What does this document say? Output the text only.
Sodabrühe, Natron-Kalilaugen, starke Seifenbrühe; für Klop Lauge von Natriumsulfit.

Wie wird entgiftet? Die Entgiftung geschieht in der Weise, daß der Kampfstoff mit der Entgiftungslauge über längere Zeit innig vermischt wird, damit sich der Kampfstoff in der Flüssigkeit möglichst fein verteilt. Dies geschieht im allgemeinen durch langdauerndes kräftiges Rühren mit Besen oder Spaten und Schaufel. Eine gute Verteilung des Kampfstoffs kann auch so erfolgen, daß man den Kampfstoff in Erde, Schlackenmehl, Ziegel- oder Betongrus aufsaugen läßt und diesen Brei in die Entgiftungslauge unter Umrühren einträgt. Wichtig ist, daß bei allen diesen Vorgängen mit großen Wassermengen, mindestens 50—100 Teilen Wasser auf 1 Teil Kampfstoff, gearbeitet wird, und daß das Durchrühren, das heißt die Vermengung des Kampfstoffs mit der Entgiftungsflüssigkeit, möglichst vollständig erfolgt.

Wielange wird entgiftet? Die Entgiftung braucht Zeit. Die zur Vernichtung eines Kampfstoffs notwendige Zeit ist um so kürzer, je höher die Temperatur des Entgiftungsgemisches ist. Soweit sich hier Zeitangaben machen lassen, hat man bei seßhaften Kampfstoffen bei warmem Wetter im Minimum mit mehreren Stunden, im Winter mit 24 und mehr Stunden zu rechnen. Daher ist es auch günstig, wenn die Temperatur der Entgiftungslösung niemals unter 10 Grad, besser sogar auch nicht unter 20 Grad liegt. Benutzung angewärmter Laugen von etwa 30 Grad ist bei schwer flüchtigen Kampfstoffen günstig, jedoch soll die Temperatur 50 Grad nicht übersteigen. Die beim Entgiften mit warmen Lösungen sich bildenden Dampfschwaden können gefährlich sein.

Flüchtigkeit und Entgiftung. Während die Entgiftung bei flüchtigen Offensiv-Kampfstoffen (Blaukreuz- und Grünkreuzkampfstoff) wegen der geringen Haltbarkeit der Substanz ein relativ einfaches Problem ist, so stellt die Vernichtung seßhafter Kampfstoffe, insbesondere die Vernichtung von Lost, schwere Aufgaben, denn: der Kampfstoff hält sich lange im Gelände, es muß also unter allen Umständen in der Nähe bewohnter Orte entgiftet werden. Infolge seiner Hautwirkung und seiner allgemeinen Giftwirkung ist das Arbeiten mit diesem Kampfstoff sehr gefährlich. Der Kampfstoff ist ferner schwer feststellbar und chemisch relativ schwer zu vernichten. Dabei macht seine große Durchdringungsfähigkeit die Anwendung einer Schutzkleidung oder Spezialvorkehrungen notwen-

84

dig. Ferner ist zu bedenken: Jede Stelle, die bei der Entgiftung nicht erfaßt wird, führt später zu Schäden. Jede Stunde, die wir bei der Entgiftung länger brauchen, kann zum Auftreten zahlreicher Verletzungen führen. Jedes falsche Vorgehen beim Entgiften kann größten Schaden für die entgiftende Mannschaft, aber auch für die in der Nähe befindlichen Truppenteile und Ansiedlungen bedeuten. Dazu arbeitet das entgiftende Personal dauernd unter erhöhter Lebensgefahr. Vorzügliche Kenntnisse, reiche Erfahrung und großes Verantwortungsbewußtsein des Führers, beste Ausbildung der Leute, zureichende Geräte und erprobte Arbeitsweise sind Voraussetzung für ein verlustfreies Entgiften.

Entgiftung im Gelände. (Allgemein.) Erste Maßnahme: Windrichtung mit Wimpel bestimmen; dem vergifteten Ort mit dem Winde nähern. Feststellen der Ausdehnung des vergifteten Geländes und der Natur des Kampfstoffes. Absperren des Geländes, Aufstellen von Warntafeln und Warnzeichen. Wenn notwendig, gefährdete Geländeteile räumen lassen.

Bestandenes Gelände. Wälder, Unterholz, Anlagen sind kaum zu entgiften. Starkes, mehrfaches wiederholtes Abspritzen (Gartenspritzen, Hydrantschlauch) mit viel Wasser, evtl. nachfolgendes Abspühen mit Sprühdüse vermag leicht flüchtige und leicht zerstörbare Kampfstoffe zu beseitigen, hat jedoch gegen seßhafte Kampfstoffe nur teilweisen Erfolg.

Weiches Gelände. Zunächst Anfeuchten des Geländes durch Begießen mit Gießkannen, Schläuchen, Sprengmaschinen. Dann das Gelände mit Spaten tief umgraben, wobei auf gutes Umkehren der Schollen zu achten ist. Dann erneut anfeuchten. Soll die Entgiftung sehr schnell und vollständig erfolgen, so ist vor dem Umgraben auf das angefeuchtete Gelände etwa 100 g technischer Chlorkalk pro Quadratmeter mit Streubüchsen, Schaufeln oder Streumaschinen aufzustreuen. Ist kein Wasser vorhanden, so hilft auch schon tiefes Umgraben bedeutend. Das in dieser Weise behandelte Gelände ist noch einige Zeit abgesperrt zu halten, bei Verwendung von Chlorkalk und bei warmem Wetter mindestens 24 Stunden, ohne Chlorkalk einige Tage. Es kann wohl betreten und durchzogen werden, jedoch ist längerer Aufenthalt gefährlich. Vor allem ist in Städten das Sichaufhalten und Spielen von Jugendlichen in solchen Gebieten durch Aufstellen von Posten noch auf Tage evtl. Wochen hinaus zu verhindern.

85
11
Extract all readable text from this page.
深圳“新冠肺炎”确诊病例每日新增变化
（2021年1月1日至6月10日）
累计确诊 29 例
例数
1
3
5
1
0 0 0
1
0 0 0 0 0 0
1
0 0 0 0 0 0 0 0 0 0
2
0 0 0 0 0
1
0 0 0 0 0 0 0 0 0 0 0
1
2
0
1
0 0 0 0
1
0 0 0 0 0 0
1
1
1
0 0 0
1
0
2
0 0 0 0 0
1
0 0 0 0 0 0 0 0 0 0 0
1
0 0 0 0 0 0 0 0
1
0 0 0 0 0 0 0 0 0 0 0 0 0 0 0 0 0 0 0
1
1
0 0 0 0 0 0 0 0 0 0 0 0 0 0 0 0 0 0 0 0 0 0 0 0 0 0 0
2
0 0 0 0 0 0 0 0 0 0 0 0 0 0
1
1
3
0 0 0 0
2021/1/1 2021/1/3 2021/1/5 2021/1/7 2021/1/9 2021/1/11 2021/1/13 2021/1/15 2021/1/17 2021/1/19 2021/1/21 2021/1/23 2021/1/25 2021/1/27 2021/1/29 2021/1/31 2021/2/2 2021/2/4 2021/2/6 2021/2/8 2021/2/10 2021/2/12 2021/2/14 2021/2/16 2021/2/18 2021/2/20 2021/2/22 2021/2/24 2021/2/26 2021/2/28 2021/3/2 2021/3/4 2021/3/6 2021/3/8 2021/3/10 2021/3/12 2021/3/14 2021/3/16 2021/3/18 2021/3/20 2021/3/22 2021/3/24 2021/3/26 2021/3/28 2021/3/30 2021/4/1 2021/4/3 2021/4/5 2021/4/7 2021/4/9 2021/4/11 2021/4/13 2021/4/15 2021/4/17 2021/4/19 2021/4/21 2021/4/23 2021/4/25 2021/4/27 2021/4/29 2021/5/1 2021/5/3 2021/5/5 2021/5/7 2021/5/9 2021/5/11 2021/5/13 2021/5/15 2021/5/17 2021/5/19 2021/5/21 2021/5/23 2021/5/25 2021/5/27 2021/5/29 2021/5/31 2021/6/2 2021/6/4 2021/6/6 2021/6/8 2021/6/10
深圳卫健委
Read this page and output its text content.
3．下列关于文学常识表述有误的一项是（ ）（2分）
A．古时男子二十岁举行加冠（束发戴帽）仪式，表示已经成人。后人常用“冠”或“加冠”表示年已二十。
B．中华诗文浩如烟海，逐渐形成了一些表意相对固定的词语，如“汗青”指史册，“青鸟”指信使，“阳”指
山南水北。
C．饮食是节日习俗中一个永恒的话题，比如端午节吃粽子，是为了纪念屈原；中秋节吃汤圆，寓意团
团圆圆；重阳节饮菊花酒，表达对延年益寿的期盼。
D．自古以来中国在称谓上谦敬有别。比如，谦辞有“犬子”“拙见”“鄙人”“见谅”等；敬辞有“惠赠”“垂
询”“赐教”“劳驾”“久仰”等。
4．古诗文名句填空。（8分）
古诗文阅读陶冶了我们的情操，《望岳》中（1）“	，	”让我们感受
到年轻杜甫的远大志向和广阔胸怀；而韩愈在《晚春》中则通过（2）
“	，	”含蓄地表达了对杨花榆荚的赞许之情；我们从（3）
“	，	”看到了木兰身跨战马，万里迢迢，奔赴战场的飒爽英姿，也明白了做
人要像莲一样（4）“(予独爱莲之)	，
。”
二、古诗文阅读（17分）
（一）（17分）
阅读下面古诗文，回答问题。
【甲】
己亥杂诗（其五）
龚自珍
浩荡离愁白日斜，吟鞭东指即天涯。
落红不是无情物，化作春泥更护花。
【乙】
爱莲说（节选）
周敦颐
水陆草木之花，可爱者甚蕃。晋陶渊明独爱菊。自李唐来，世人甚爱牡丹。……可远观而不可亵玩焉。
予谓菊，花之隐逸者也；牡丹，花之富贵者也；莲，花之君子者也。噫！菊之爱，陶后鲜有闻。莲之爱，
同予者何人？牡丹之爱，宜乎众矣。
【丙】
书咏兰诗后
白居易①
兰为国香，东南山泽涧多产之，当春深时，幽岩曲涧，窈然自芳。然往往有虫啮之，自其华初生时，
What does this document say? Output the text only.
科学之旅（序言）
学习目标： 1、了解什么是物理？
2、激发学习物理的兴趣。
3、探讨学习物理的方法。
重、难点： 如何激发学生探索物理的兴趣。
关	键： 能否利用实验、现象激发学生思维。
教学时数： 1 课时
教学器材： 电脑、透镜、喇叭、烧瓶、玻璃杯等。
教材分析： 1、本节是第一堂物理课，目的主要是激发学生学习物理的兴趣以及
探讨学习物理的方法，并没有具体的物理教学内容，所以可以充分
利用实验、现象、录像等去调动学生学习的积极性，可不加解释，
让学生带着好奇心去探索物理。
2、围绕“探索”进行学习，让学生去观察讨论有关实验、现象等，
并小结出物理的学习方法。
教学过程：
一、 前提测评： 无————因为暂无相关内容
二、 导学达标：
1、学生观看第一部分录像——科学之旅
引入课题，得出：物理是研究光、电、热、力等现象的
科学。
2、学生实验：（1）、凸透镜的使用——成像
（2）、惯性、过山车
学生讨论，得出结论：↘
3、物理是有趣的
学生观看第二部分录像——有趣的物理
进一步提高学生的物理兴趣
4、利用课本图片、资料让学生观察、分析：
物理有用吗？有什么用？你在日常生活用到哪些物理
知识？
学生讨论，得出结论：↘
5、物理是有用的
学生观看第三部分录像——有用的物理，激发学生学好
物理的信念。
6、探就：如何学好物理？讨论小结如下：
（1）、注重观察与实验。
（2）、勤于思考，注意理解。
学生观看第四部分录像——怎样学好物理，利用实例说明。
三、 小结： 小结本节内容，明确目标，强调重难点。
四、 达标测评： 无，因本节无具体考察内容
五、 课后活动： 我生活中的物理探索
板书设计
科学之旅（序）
######
Identify each line in the records above containing the word "page"; copy those lines.

Extract all readable text from this page.
Read this page and output its text content.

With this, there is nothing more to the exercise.